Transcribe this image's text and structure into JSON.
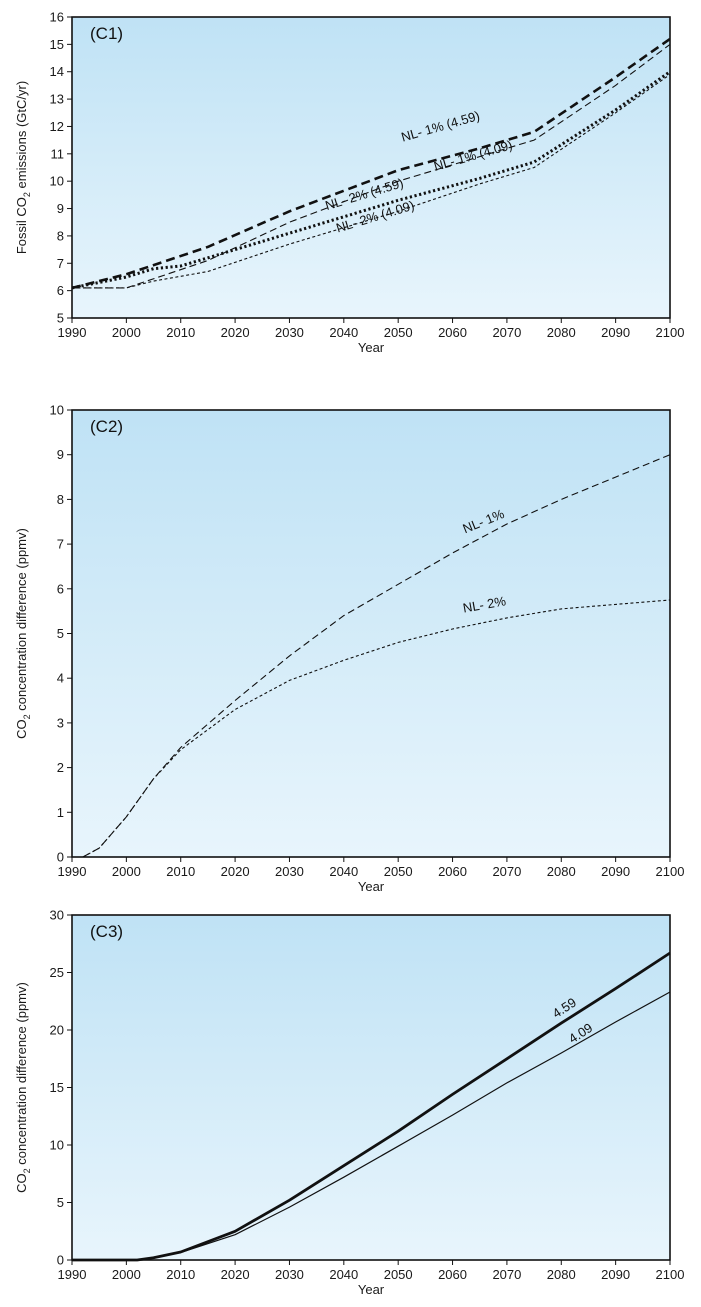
{
  "chart_data": [
    {
      "type": "line",
      "panel_label": "(C1)",
      "xlabel": "Year",
      "ylabel": "Fossil CO",
      "ylabel_sub": "2",
      "ylabel_suffix": " emissions (GtC/yr)",
      "xlim": [
        1990,
        2100
      ],
      "ylim": [
        5,
        16
      ],
      "xticks": [
        1990,
        2000,
        2010,
        2020,
        2030,
        2040,
        2050,
        2060,
        2070,
        2080,
        2090,
        2100
      ],
      "yticks": [
        5,
        6,
        7,
        8,
        9,
        10,
        11,
        12,
        13,
        14,
        15,
        16
      ],
      "background": {
        "top": "#bfe2f5",
        "bottom": "#e8f5fc"
      },
      "series": [
        {
          "name": "NL-1% (4.59)",
          "style": "long-dash-thick",
          "x": [
            1990,
            2000,
            2015,
            2030,
            2050,
            2065,
            2075,
            2090,
            2100
          ],
          "y": [
            6.1,
            6.6,
            7.6,
            8.9,
            10.4,
            11.2,
            11.8,
            13.8,
            15.2
          ]
        },
        {
          "name": "NL-1% (4.09)",
          "style": "long-dash-thin",
          "x": [
            1990,
            2000,
            2015,
            2030,
            2050,
            2065,
            2075,
            2090,
            2100
          ],
          "y": [
            6.1,
            6.1,
            7.1,
            8.5,
            10.0,
            10.9,
            11.5,
            13.5,
            15.0
          ]
        },
        {
          "name": "NL-2% (4.59)",
          "style": "dotted-thick",
          "x": [
            1990,
            2000,
            2005,
            2010,
            2020,
            2030,
            2050,
            2065,
            2075,
            2090,
            2100
          ],
          "y": [
            6.1,
            6.5,
            6.8,
            6.9,
            7.5,
            8.1,
            9.3,
            10.1,
            10.7,
            12.6,
            14.0
          ]
        },
        {
          "name": "NL-2% (4.09)",
          "style": "short-dash-thin",
          "x": [
            1990,
            2000,
            2005,
            2015,
            2030,
            2050,
            2065,
            2075,
            2090,
            2100
          ],
          "y": [
            6.1,
            6.1,
            6.35,
            6.7,
            7.7,
            8.9,
            9.9,
            10.5,
            12.5,
            13.9
          ]
        }
      ],
      "annotations": [
        {
          "text": "NL- 1% (4.59)",
          "x": 2058,
          "y": 11.85,
          "angle": -16
        },
        {
          "text": "NL- 1% (4.09)",
          "x": 2064,
          "y": 10.78,
          "angle": -16
        },
        {
          "text": "NL- 2% (4.59)",
          "x": 2044,
          "y": 9.37,
          "angle": -17
        },
        {
          "text": "NL- 2% (4.09)",
          "x": 2046,
          "y": 8.55,
          "angle": -17
        }
      ]
    },
    {
      "type": "line",
      "panel_label": "(C2)",
      "xlabel": "Year",
      "ylabel": "CO",
      "ylabel_sub": "2",
      "ylabel_suffix": " concentration difference (ppmv)",
      "xlim": [
        1990,
        2100
      ],
      "ylim": [
        0,
        10
      ],
      "xticks": [
        1990,
        2000,
        2010,
        2020,
        2030,
        2040,
        2050,
        2060,
        2070,
        2080,
        2090,
        2100
      ],
      "yticks": [
        0,
        1,
        2,
        3,
        4,
        5,
        6,
        7,
        8,
        9,
        10
      ],
      "background": {
        "top": "#bfe2f5",
        "bottom": "#e8f5fc"
      },
      "series": [
        {
          "name": "NL-1%",
          "style": "long-dash-thin",
          "x": [
            1992,
            1995,
            2000,
            2005,
            2010,
            2020,
            2030,
            2040,
            2050,
            2060,
            2070,
            2080,
            2090,
            2100
          ],
          "y": [
            0,
            0.2,
            0.9,
            1.75,
            2.45,
            3.5,
            4.5,
            5.4,
            6.1,
            6.8,
            7.45,
            8.0,
            8.5,
            9.0
          ]
        },
        {
          "name": "NL-2%",
          "style": "short-dash-thin",
          "x": [
            1992,
            1995,
            2000,
            2005,
            2010,
            2020,
            2030,
            2040,
            2050,
            2060,
            2070,
            2080,
            2090,
            2100
          ],
          "y": [
            0,
            0.2,
            0.9,
            1.75,
            2.4,
            3.3,
            3.95,
            4.4,
            4.8,
            5.1,
            5.35,
            5.55,
            5.65,
            5.75
          ]
        }
      ],
      "annotations": [
        {
          "text": "NL- 1%",
          "x": 2066,
          "y": 7.42,
          "angle": -22
        },
        {
          "text": "NL- 2%",
          "x": 2066,
          "y": 5.55,
          "angle": -10
        }
      ]
    },
    {
      "type": "line",
      "panel_label": "(C3)",
      "xlabel": "Year",
      "ylabel": "CO",
      "ylabel_sub": "2",
      "ylabel_suffix": " concentration difference (ppmv)",
      "xlim": [
        1990,
        2100
      ],
      "ylim": [
        0,
        30
      ],
      "xticks": [
        1990,
        2000,
        2010,
        2020,
        2030,
        2040,
        2050,
        2060,
        2070,
        2080,
        2090,
        2100
      ],
      "yticks": [
        0,
        5,
        10,
        15,
        20,
        25,
        30
      ],
      "background": {
        "top": "#bfe2f5",
        "bottom": "#e8f5fc"
      },
      "series": [
        {
          "name": "4.59",
          "style": "solid-thick",
          "x": [
            1990,
            2002,
            2005,
            2010,
            2020,
            2030,
            2040,
            2050,
            2060,
            2070,
            2080,
            2090,
            2100
          ],
          "y": [
            0,
            0,
            0.2,
            0.7,
            2.5,
            5.2,
            8.2,
            11.2,
            14.4,
            17.5,
            20.6,
            23.6,
            26.7
          ]
        },
        {
          "name": "4.09",
          "style": "solid-thin",
          "x": [
            1990,
            2002,
            2005,
            2010,
            2020,
            2030,
            2040,
            2050,
            2060,
            2070,
            2080,
            2090,
            2100
          ],
          "y": [
            0,
            0,
            0.2,
            0.65,
            2.2,
            4.6,
            7.2,
            9.9,
            12.6,
            15.4,
            18.0,
            20.7,
            23.3
          ]
        }
      ],
      "annotations": [
        {
          "text": "4.59",
          "x": 2081,
          "y": 21.6,
          "angle": -33
        },
        {
          "text": "4.09",
          "x": 2084,
          "y": 19.4,
          "angle": -33
        }
      ]
    }
  ]
}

> EXERCISE OBJECTIVE:
Pictures appear in the records above. Output everything except them, exactly.

> ANSWER:
Transcribe this image's text and structure into JSON.
{
  "chart_data": [
    {
      "type": "line",
      "panel_label": "(C1)",
      "xlabel": "Year",
      "ylabel": "Fossil CO",
      "ylabel_sub": "2",
      "ylabel_suffix": " emissions (GtC/yr)",
      "xlim": [
        1990,
        2100
      ],
      "ylim": [
        5,
        16
      ],
      "xticks": [
        1990,
        2000,
        2010,
        2020,
        2030,
        2040,
        2050,
        2060,
        2070,
        2080,
        2090,
        2100
      ],
      "yticks": [
        5,
        6,
        7,
        8,
        9,
        10,
        11,
        12,
        13,
        14,
        15,
        16
      ],
      "background": {
        "top": "#bfe2f5",
        "bottom": "#e8f5fc"
      },
      "series": [
        {
          "name": "NL-1% (4.59)",
          "style": "long-dash-thick",
          "x": [
            1990,
            2000,
            2015,
            2030,
            2050,
            2065,
            2075,
            2090,
            2100
          ],
          "y": [
            6.1,
            6.6,
            7.6,
            8.9,
            10.4,
            11.2,
            11.8,
            13.8,
            15.2
          ]
        },
        {
          "name": "NL-1% (4.09)",
          "style": "long-dash-thin",
          "x": [
            1990,
            2000,
            2015,
            2030,
            2050,
            2065,
            2075,
            2090,
            2100
          ],
          "y": [
            6.1,
            6.1,
            7.1,
            8.5,
            10.0,
            10.9,
            11.5,
            13.5,
            15.0
          ]
        },
        {
          "name": "NL-2% (4.59)",
          "style": "dotted-thick",
          "x": [
            1990,
            2000,
            2005,
            2010,
            2020,
            2030,
            2050,
            2065,
            2075,
            2090,
            2100
          ],
          "y": [
            6.1,
            6.5,
            6.8,
            6.9,
            7.5,
            8.1,
            9.3,
            10.1,
            10.7,
            12.6,
            14.0
          ]
        },
        {
          "name": "NL-2% (4.09)",
          "style": "short-dash-thin",
          "x": [
            1990,
            2000,
            2005,
            2015,
            2030,
            2050,
            2065,
            2075,
            2090,
            2100
          ],
          "y": [
            6.1,
            6.1,
            6.35,
            6.7,
            7.7,
            8.9,
            9.9,
            10.5,
            12.5,
            13.9
          ]
        }
      ],
      "annotations": [
        {
          "text": "NL- 1% (4.59)",
          "x": 2058,
          "y": 11.85,
          "angle": -16
        },
        {
          "text": "NL- 1% (4.09)",
          "x": 2064,
          "y": 10.78,
          "angle": -16
        },
        {
          "text": "NL- 2% (4.59)",
          "x": 2044,
          "y": 9.37,
          "angle": -17
        },
        {
          "text": "NL- 2% (4.09)",
          "x": 2046,
          "y": 8.55,
          "angle": -17
        }
      ]
    },
    {
      "type": "line",
      "panel_label": "(C2)",
      "xlabel": "Year",
      "ylabel": "CO",
      "ylabel_sub": "2",
      "ylabel_suffix": " concentration difference (ppmv)",
      "xlim": [
        1990,
        2100
      ],
      "ylim": [
        0,
        10
      ],
      "xticks": [
        1990,
        2000,
        2010,
        2020,
        2030,
        2040,
        2050,
        2060,
        2070,
        2080,
        2090,
        2100
      ],
      "yticks": [
        0,
        1,
        2,
        3,
        4,
        5,
        6,
        7,
        8,
        9,
        10
      ],
      "background": {
        "top": "#bfe2f5",
        "bottom": "#e8f5fc"
      },
      "series": [
        {
          "name": "NL-1%",
          "style": "long-dash-thin",
          "x": [
            1992,
            1995,
            2000,
            2005,
            2010,
            2020,
            2030,
            2040,
            2050,
            2060,
            2070,
            2080,
            2090,
            2100
          ],
          "y": [
            0,
            0.2,
            0.9,
            1.75,
            2.45,
            3.5,
            4.5,
            5.4,
            6.1,
            6.8,
            7.45,
            8.0,
            8.5,
            9.0
          ]
        },
        {
          "name": "NL-2%",
          "style": "short-dash-thin",
          "x": [
            1992,
            1995,
            2000,
            2005,
            2010,
            2020,
            2030,
            2040,
            2050,
            2060,
            2070,
            2080,
            2090,
            2100
          ],
          "y": [
            0,
            0.2,
            0.9,
            1.75,
            2.4,
            3.3,
            3.95,
            4.4,
            4.8,
            5.1,
            5.35,
            5.55,
            5.65,
            5.75
          ]
        }
      ],
      "annotations": [
        {
          "text": "NL- 1%",
          "x": 2066,
          "y": 7.42,
          "angle": -22
        },
        {
          "text": "NL- 2%",
          "x": 2066,
          "y": 5.55,
          "angle": -10
        }
      ]
    },
    {
      "type": "line",
      "panel_label": "(C3)",
      "xlabel": "Year",
      "ylabel": "CO",
      "ylabel_sub": "2",
      "ylabel_suffix": " concentration difference (ppmv)",
      "xlim": [
        1990,
        2100
      ],
      "ylim": [
        0,
        30
      ],
      "xticks": [
        1990,
        2000,
        2010,
        2020,
        2030,
        2040,
        2050,
        2060,
        2070,
        2080,
        2090,
        2100
      ],
      "yticks": [
        0,
        5,
        10,
        15,
        20,
        25,
        30
      ],
      "background": {
        "top": "#bfe2f5",
        "bottom": "#e8f5fc"
      },
      "series": [
        {
          "name": "4.59",
          "style": "solid-thick",
          "x": [
            1990,
            2002,
            2005,
            2010,
            2020,
            2030,
            2040,
            2050,
            2060,
            2070,
            2080,
            2090,
            2100
          ],
          "y": [
            0,
            0,
            0.2,
            0.7,
            2.5,
            5.2,
            8.2,
            11.2,
            14.4,
            17.5,
            20.6,
            23.6,
            26.7
          ]
        },
        {
          "name": "4.09",
          "style": "solid-thin",
          "x": [
            1990,
            2002,
            2005,
            2010,
            2020,
            2030,
            2040,
            2050,
            2060,
            2070,
            2080,
            2090,
            2100
          ],
          "y": [
            0,
            0,
            0.2,
            0.65,
            2.2,
            4.6,
            7.2,
            9.9,
            12.6,
            15.4,
            18.0,
            20.7,
            23.3
          ]
        }
      ],
      "annotations": [
        {
          "text": "4.59",
          "x": 2081,
          "y": 21.6,
          "angle": -33
        },
        {
          "text": "4.09",
          "x": 2084,
          "y": 19.4,
          "angle": -33
        }
      ]
    }
  ]
}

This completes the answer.